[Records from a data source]
________________________
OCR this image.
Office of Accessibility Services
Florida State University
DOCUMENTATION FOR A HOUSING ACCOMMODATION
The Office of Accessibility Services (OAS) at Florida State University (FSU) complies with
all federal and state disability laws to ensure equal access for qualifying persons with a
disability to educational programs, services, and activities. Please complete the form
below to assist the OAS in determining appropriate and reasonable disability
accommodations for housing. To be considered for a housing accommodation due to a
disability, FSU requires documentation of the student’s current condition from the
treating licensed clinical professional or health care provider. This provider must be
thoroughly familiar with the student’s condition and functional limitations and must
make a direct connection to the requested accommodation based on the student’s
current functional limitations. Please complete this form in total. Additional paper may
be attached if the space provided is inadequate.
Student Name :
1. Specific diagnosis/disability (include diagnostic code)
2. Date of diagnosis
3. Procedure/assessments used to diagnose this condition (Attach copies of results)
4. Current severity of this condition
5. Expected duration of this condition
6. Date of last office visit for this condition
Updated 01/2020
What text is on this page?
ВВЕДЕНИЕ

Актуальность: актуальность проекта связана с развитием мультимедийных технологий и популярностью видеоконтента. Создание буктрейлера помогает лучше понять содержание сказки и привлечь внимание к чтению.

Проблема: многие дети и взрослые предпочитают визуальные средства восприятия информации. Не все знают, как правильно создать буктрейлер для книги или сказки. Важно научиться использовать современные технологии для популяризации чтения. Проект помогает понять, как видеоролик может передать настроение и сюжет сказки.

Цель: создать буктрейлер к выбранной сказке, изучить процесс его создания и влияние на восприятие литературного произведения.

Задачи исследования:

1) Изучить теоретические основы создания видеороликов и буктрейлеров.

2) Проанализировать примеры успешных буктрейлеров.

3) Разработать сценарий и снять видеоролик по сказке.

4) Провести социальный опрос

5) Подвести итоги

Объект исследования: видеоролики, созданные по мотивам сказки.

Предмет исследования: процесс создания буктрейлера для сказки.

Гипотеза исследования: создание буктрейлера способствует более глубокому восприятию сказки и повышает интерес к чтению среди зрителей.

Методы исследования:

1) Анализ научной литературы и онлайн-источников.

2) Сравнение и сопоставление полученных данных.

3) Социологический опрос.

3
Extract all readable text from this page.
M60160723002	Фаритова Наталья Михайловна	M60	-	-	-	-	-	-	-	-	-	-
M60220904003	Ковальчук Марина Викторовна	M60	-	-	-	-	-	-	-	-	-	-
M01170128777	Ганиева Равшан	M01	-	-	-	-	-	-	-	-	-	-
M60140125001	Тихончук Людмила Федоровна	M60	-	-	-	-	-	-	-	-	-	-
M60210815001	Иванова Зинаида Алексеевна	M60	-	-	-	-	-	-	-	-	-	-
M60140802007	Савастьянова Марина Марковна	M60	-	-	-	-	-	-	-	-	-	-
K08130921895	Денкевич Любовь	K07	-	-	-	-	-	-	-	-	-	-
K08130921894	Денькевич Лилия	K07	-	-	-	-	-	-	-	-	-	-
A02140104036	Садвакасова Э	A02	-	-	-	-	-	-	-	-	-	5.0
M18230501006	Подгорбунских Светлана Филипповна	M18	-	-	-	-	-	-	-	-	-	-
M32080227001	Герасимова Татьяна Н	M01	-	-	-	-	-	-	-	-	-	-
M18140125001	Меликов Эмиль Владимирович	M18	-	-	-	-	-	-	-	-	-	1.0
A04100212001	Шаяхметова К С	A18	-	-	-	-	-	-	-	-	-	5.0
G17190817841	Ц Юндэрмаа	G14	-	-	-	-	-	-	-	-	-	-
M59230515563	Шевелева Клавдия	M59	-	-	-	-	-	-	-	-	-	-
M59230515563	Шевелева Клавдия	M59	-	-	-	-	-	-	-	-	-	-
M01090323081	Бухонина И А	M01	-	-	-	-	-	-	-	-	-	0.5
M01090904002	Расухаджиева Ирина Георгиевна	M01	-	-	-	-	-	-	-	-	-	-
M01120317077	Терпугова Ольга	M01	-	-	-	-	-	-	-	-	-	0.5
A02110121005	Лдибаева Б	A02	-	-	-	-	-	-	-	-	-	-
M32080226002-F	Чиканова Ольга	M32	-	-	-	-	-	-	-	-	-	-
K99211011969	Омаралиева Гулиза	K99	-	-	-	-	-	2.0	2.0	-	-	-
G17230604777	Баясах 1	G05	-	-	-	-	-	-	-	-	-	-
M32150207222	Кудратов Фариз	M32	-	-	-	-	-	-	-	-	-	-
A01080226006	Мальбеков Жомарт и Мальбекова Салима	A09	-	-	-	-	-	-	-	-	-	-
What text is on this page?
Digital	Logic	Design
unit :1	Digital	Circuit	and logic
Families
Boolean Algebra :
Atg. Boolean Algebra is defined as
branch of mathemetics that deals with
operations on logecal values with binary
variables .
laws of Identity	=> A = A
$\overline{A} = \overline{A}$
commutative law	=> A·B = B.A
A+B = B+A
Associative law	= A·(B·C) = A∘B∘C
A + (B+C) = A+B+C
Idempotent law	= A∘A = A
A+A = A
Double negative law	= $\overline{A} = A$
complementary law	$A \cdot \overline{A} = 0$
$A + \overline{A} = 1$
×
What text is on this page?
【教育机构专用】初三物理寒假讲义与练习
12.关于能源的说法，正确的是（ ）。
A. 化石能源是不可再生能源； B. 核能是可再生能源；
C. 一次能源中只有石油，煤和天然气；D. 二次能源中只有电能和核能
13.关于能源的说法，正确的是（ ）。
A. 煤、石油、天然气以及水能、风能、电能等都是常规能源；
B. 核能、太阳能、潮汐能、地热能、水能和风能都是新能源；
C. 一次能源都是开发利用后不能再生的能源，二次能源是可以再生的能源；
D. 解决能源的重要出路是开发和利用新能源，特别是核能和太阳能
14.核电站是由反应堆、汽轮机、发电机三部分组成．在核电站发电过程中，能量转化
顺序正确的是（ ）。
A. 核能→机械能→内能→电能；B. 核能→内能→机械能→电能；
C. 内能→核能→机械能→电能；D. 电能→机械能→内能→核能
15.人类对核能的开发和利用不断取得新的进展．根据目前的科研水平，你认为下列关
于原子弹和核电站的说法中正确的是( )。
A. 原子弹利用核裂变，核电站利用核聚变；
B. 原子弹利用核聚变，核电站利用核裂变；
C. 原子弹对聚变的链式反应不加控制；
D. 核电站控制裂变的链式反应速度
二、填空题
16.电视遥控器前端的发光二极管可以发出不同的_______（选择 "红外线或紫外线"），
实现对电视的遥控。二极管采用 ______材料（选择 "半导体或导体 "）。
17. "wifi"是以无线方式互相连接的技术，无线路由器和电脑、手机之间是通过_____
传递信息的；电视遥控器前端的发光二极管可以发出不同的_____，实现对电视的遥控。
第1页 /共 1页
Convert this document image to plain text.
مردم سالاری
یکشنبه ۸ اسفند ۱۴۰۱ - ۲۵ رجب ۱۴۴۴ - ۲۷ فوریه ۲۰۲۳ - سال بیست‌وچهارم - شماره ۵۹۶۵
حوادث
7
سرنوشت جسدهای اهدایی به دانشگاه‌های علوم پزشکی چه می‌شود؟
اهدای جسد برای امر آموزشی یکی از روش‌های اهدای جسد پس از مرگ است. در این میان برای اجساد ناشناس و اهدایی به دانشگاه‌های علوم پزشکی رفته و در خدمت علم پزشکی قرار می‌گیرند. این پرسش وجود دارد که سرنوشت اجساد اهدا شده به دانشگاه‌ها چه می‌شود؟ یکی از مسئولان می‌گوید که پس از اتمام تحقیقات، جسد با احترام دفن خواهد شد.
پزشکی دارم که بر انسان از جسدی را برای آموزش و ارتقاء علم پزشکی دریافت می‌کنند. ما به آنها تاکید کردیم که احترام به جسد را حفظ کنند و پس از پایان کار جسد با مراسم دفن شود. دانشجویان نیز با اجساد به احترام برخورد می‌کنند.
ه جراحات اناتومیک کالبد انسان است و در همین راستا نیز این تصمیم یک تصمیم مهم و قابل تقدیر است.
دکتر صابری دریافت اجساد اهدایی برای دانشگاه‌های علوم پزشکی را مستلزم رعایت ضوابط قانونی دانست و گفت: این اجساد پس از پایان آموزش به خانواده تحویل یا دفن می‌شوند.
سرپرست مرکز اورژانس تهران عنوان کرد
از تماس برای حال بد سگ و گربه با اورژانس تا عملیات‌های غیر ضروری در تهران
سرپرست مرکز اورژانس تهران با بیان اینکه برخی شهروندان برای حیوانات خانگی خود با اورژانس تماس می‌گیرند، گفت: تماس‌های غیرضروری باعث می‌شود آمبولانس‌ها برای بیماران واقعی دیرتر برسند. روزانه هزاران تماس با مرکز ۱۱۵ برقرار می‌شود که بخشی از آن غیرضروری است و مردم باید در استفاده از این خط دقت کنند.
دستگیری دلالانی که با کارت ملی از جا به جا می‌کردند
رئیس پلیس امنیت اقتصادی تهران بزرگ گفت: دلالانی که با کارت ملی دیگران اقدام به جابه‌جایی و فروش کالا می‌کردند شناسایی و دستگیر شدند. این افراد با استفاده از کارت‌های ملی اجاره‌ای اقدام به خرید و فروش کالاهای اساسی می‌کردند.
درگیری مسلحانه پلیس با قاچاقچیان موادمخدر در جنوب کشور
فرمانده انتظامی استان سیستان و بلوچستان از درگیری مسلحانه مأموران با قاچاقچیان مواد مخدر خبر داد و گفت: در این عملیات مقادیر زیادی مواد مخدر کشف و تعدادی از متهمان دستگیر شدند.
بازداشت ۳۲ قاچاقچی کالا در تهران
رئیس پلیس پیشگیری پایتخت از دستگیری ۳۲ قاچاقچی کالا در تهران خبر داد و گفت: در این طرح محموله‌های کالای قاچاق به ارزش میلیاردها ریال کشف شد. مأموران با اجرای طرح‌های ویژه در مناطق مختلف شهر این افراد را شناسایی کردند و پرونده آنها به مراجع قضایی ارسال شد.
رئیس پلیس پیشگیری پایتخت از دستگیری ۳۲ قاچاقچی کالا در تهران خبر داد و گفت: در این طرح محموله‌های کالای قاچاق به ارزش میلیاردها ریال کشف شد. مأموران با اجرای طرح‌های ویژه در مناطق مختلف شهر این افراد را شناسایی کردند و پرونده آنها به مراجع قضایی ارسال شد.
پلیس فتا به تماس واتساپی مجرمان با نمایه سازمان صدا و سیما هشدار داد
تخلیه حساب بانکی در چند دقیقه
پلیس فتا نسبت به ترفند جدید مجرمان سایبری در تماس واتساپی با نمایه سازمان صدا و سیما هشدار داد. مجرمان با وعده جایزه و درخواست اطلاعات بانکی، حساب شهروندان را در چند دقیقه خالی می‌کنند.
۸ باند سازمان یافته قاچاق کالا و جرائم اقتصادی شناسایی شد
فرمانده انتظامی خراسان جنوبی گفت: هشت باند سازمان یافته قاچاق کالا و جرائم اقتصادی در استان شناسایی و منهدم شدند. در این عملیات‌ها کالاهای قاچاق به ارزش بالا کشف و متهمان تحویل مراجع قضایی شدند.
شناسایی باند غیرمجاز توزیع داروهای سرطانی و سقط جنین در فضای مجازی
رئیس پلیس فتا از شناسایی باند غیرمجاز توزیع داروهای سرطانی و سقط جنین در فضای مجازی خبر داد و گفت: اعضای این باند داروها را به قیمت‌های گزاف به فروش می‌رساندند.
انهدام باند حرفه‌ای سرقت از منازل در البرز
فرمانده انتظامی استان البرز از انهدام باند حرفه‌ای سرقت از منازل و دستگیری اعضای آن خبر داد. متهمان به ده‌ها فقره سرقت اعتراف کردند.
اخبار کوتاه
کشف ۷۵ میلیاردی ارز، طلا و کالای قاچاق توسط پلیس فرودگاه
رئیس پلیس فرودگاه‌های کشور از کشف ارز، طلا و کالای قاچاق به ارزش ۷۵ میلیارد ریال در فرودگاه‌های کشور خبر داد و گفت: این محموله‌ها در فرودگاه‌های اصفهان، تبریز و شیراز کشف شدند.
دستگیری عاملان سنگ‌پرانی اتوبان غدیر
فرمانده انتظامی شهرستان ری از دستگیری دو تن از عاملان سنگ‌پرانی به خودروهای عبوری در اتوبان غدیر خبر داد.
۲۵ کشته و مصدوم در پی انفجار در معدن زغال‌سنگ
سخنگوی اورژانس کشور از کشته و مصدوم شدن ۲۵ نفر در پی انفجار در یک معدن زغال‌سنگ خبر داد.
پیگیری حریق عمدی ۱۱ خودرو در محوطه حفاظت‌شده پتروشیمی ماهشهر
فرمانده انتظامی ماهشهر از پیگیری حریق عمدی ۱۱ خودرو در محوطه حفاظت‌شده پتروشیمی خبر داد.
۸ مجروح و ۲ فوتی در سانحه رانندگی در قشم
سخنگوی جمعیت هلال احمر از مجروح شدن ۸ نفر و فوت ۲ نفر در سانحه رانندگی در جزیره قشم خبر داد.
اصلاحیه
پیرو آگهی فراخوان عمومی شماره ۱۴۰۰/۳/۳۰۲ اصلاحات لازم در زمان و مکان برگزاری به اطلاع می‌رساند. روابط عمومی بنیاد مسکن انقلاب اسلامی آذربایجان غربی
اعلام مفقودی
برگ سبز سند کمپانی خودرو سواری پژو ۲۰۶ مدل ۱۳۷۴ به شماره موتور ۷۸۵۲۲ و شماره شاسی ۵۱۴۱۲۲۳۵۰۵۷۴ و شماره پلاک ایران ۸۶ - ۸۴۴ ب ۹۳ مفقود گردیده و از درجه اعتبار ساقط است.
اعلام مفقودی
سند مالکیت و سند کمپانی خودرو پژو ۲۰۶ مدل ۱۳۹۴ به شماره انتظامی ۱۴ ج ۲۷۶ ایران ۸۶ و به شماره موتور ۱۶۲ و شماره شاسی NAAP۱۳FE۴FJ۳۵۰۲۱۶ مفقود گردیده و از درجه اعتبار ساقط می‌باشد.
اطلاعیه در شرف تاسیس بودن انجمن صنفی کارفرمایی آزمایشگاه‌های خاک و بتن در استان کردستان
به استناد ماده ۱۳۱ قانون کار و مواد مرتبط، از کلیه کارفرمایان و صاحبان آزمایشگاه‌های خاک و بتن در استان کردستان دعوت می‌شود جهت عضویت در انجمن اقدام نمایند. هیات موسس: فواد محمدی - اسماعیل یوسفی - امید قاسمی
________________________
* Written problem
Pull out every line of the records above that contains the word "رئیس".

* Final result
رئیس پلیس امنیت اقتصادی تهران بزرگ گفت: دلالانی که با کارت ملی دیگران اقدام به جابه‌جایی و فروش کالا می‌کردند شناسایی و دستگیر شدند. این افراد با استفاده از کارت‌های ملی اجاره‌ای اقدام به خرید و فروش کالاهای اساسی می‌کردند.
رئیس پلیس پیشگیری پایتخت از دستگیری ۳۲ قاچاقچی کالا در تهران خبر داد و گفت: در این طرح محموله‌های کالای قاچاق به ارزش میلیاردها ریال کشف شد. مأموران با اجرای طرح‌های ویژه در مناطق مختلف شهر این افراد را شناسایی کردند و پرونده آنها به مراجع قضایی ارسال شد.
رئیس پلیس پیشگیری پایتخت از دستگیری ۳۲ قاچاقچی کالا در تهران خبر داد و گفت: در این طرح محموله‌های کالای قاچاق به ارزش میلیاردها ریال کشف شد. مأموران با اجرای طرح‌های ویژه در مناطق مختلف شهر این افراد را شناسایی کردند و پرونده آنها به مراجع قضایی ارسال شد.
رئیس پلیس فتا از شناسایی باند غیرمجاز توزیع داروهای سرطانی و سقط جنین در فضای مجازی خبر داد و گفت: اعضای این باند داروها را به قیمت‌های گزاف به فروش می‌رساندند.
رئیس پلیس فرودگاه‌های کشور از کشف ارز، طلا و کالای قاچاق به ارزش ۷۵ میلیارد ریال در فرودگاه‌های کشور خبر داد و گفت: این محموله‌ها در فرودگاه‌های اصفهان، تبریز و شیراز کشف شدند.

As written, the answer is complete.